### What to work on
Look below. Copy each line that has "avversari" in it.

### Records supplied
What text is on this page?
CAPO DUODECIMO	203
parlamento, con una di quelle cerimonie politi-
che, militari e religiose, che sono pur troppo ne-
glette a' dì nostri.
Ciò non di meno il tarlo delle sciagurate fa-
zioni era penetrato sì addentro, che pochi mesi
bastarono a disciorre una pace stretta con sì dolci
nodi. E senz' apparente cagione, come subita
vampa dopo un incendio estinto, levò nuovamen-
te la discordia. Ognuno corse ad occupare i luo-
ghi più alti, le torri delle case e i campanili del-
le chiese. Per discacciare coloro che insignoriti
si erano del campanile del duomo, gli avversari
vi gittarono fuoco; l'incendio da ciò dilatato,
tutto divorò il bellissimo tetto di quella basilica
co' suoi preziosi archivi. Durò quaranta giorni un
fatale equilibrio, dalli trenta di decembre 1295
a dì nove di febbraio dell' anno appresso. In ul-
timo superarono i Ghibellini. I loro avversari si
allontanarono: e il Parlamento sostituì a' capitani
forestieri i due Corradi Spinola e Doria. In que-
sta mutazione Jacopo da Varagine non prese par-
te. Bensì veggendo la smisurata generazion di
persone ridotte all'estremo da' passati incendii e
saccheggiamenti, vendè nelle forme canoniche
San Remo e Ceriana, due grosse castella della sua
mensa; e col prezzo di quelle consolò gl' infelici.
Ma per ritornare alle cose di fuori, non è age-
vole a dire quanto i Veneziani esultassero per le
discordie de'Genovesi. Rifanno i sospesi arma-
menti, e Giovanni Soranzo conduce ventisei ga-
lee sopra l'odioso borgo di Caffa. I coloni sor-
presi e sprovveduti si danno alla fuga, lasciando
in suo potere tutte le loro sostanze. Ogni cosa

### Exercise answer
si erano del campanile del duomo, gli avversari
timo superarono i Ghibellini. I loro avversari si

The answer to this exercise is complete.